-- Start RECORDS FOR THIS TASK --
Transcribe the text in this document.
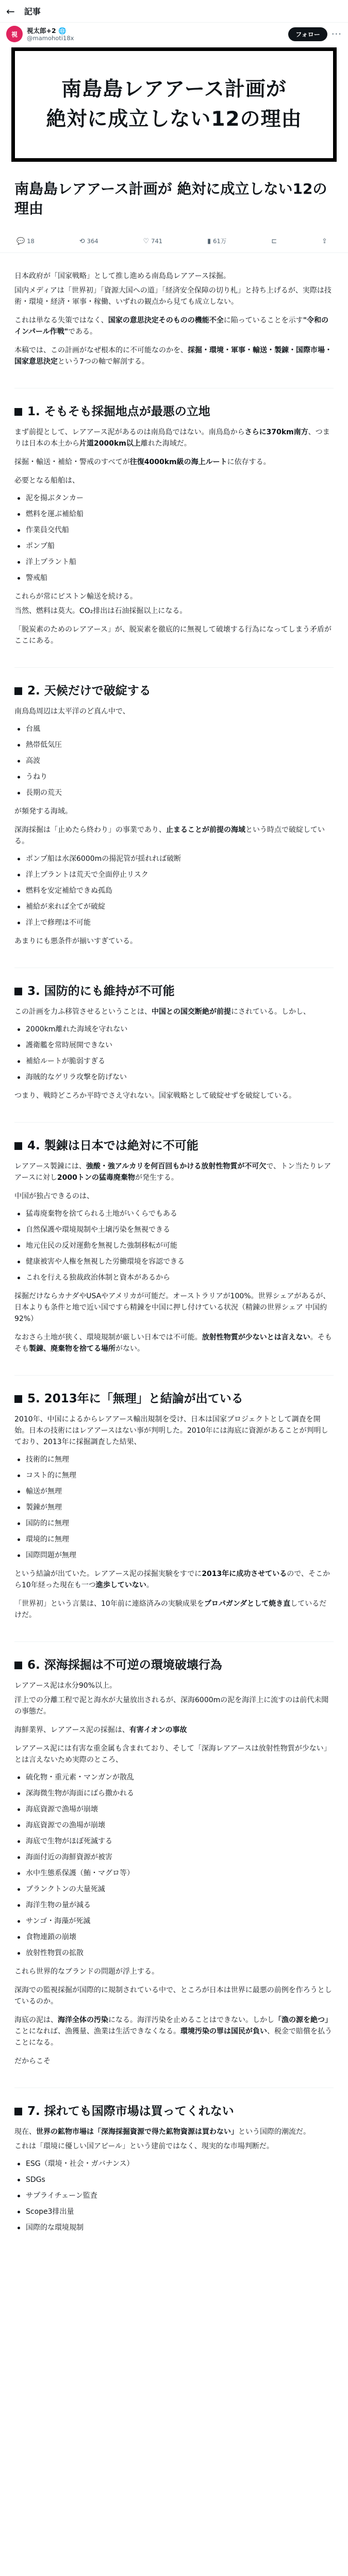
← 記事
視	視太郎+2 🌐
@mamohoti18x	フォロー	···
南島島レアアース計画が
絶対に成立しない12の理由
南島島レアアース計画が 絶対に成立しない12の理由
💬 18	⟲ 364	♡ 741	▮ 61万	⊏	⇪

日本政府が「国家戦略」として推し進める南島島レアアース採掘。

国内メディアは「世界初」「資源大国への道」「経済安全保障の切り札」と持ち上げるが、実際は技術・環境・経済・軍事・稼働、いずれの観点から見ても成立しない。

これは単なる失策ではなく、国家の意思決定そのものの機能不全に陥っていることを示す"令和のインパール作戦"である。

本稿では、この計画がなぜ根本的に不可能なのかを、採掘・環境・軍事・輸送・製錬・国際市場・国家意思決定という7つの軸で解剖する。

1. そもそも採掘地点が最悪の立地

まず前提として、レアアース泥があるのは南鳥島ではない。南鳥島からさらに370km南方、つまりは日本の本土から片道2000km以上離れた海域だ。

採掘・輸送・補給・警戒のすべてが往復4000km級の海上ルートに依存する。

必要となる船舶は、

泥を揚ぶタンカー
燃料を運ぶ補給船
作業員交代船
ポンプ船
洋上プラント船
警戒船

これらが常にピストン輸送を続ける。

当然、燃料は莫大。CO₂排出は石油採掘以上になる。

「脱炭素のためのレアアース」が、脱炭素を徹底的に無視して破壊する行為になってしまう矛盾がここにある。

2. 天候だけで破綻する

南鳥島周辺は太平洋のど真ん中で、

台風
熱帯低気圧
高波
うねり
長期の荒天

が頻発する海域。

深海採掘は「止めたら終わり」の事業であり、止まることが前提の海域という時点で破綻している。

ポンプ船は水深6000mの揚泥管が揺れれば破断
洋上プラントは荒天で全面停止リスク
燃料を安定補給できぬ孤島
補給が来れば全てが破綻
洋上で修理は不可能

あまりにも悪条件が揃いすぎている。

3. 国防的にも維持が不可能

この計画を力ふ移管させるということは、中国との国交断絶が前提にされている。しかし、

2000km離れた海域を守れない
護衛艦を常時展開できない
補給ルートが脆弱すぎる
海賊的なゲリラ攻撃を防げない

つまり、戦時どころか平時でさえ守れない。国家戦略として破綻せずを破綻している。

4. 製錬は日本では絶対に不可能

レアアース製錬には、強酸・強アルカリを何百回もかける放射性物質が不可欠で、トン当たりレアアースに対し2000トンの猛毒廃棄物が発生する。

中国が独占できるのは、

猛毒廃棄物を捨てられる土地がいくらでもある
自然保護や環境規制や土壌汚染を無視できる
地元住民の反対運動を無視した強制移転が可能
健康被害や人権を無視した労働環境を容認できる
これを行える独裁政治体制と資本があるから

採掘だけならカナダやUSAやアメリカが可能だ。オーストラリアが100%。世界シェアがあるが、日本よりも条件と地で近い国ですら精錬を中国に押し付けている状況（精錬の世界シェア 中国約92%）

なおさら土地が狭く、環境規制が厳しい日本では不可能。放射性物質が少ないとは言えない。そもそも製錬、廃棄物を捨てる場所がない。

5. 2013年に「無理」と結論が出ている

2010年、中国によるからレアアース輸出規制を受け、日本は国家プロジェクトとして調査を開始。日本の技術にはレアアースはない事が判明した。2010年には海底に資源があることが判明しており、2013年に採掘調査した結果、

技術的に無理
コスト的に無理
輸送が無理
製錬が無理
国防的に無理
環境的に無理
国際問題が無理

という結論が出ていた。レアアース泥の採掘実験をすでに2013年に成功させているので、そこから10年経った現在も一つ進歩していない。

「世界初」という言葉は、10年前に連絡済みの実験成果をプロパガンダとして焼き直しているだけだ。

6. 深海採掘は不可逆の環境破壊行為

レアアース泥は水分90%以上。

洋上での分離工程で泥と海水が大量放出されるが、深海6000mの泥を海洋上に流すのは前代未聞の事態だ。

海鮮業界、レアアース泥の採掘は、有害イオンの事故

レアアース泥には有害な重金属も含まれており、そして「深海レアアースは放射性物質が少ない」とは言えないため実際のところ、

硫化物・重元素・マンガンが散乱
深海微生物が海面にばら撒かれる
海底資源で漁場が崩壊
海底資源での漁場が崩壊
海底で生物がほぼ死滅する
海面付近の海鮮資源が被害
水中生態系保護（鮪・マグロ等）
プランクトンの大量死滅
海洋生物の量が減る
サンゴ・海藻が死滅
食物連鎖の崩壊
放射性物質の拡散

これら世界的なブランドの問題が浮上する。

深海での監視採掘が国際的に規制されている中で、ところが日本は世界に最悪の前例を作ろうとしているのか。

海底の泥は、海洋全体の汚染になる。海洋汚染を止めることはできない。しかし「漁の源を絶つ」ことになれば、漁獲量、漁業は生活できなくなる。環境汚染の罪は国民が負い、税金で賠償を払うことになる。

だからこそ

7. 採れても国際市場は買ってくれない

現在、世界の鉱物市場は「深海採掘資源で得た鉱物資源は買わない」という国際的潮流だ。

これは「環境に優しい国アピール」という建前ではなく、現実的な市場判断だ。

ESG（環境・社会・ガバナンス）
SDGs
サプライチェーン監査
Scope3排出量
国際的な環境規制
-- End RECORDS FOR THIS TASK --
# SET EXERCISE:
Go through the data above and find the lines with the word "南島島レアアース計画が". Copy each of those lines.

# EXPECTED ANSWER:
南島島レアアース計画が
南島島レアアース計画が 絶対に成立しない12の理由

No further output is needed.